» Your goal
Identify the lines bearing the string "covers" and gather them.

%%

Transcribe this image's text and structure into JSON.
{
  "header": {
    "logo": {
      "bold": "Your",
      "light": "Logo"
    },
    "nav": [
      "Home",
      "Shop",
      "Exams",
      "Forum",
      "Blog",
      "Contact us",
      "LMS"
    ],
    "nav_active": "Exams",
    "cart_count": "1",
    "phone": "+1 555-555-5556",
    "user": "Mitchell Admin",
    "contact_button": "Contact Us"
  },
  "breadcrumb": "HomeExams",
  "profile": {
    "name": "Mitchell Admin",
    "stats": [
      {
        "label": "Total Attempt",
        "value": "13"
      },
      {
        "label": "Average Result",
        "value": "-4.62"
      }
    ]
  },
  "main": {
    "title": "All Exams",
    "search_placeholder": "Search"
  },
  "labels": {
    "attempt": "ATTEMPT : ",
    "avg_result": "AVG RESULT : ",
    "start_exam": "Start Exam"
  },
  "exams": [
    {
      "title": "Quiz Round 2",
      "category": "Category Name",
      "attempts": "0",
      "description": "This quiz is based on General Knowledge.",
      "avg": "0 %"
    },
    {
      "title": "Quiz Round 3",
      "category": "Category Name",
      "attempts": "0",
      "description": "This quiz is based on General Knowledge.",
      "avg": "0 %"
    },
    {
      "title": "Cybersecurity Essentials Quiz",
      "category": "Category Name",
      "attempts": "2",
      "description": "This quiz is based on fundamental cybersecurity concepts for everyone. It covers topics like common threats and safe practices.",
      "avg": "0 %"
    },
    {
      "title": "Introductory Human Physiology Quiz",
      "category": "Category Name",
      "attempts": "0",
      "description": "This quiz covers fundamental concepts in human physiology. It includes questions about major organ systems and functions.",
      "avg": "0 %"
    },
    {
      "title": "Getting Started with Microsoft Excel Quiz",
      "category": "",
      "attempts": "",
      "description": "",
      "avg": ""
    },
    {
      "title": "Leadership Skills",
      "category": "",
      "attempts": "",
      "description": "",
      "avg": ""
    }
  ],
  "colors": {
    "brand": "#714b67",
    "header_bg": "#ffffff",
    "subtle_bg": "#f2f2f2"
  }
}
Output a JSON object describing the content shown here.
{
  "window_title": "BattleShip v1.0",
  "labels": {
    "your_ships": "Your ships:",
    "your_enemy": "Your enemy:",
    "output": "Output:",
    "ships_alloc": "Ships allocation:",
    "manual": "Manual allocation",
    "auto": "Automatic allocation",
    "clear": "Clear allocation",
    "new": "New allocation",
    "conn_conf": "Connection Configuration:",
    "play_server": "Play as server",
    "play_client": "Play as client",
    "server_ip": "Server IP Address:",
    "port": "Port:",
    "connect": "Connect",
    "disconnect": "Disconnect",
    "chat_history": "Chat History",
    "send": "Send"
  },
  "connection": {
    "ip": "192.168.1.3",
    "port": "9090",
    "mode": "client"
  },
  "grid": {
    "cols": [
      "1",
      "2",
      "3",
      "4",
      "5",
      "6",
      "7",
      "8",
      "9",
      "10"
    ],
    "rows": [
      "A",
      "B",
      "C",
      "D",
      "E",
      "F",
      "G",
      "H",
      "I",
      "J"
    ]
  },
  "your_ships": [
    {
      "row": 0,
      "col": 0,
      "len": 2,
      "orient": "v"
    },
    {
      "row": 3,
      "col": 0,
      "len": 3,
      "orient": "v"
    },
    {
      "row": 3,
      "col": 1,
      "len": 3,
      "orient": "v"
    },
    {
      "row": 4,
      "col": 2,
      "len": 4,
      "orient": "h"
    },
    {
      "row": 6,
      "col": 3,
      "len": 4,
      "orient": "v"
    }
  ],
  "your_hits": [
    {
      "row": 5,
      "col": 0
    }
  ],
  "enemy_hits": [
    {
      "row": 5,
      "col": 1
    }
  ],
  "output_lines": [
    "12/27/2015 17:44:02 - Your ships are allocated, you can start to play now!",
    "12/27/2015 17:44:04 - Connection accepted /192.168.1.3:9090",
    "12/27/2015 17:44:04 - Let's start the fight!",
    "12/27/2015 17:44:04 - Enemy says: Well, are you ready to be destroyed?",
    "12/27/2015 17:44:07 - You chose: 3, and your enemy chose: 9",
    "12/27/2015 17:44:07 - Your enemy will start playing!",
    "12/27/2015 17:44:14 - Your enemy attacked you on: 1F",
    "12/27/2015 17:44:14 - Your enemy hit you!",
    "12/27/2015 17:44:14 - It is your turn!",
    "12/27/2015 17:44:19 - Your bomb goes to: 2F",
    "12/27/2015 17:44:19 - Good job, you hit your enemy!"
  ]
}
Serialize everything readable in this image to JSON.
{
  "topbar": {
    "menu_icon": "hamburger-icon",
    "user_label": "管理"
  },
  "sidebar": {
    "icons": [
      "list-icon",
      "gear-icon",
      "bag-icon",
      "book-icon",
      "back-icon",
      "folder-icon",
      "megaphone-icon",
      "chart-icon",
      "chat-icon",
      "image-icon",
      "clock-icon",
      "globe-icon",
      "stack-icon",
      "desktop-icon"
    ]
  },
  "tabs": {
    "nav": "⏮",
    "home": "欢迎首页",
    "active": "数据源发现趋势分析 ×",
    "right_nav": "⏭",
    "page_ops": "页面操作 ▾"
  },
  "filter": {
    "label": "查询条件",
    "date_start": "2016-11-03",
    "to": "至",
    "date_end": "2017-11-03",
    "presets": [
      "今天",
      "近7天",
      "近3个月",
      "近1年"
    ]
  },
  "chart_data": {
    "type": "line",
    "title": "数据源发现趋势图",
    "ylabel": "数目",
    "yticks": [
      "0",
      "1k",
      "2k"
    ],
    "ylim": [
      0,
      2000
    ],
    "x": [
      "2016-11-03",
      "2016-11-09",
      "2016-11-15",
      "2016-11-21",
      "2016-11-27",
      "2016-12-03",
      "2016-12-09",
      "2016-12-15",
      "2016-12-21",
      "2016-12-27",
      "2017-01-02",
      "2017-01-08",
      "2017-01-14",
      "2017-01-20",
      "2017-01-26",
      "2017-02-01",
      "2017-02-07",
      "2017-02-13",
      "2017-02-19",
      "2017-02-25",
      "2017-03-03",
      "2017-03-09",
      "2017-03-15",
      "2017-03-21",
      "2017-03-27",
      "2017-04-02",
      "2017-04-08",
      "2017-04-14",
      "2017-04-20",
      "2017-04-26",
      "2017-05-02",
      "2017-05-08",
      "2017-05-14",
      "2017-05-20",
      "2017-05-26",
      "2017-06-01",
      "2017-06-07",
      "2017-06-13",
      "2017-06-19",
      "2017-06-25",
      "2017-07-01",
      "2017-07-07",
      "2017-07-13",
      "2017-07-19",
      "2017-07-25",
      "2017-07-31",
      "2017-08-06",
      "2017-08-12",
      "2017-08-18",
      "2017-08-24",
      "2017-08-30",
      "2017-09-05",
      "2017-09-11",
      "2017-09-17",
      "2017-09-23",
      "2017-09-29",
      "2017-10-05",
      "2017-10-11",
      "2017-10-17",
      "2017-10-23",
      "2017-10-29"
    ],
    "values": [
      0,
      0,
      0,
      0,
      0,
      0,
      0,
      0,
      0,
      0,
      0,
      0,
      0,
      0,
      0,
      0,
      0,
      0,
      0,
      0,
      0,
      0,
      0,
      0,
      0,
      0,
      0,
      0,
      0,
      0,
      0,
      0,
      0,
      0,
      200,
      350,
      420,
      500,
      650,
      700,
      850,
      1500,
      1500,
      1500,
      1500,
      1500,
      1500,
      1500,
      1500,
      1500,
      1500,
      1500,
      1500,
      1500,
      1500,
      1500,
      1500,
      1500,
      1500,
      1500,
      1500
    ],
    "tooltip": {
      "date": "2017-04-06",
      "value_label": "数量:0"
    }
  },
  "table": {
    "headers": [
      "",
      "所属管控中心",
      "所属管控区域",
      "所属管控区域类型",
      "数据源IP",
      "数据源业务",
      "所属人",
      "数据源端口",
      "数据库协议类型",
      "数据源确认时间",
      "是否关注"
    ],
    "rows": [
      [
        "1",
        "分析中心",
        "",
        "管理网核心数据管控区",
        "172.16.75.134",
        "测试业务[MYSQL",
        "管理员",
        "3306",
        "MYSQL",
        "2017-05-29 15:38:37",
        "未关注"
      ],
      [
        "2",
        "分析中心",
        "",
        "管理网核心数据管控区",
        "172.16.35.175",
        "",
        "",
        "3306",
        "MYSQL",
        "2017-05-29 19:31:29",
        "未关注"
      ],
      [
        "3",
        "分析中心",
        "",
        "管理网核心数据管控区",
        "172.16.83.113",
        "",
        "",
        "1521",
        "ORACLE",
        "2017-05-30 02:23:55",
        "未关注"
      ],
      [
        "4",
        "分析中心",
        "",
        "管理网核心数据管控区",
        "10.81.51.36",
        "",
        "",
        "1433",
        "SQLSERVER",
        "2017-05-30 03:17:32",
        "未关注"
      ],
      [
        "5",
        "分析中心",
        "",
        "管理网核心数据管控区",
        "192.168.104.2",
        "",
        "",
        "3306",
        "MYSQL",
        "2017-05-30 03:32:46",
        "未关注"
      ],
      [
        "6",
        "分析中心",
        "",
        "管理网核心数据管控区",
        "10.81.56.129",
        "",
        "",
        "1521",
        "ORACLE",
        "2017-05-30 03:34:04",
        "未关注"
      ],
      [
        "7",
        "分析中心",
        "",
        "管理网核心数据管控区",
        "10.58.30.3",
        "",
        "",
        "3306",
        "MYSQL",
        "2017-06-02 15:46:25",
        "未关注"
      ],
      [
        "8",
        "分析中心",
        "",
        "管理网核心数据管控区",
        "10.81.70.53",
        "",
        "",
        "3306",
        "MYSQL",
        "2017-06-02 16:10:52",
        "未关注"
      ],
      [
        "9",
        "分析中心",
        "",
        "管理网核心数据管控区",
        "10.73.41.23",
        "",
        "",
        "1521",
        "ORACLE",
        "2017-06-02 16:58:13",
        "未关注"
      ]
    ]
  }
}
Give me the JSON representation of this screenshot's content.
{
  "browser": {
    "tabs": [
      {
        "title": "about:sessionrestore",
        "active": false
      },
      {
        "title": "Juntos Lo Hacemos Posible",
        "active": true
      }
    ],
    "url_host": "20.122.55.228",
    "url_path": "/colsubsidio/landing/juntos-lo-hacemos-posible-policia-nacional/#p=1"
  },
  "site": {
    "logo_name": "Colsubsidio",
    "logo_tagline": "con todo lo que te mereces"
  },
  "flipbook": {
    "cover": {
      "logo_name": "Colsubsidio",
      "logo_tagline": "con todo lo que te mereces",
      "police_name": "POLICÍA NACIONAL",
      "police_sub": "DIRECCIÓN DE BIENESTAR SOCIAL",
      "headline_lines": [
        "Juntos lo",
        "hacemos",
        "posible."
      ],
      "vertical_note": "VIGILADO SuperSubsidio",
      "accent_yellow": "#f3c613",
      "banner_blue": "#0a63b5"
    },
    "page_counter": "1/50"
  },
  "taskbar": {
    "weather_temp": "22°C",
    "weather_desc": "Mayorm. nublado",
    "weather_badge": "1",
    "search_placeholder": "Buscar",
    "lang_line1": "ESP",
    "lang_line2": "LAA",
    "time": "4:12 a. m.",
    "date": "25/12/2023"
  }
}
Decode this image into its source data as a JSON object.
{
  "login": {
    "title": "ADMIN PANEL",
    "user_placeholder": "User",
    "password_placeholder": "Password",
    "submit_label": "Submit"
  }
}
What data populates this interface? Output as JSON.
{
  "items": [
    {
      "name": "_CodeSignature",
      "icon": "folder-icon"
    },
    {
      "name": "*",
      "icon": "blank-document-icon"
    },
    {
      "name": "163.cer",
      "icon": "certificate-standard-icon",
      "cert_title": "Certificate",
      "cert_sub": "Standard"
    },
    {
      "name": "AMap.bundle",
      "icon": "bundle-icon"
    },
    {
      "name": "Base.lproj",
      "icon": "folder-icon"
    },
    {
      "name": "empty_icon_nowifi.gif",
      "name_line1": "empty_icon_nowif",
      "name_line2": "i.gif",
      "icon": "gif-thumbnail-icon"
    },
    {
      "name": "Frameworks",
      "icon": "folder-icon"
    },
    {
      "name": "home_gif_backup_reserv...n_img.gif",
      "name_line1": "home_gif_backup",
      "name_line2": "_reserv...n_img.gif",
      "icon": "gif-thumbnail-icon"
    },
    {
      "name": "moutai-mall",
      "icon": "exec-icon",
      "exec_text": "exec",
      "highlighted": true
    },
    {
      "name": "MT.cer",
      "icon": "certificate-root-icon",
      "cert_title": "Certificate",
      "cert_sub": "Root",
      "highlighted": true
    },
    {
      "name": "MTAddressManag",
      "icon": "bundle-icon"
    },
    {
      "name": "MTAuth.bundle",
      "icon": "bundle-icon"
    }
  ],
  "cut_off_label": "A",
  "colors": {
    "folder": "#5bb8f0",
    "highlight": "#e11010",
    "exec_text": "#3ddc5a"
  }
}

%%

» Final result
      "description": "This quiz is based on fundamental cybersecurity concepts for everyone. It covers topics like common threats and safe practices.",
      "description": "This quiz covers fundamental concepts in human physiology. It includes questions about major organ systems and functions.",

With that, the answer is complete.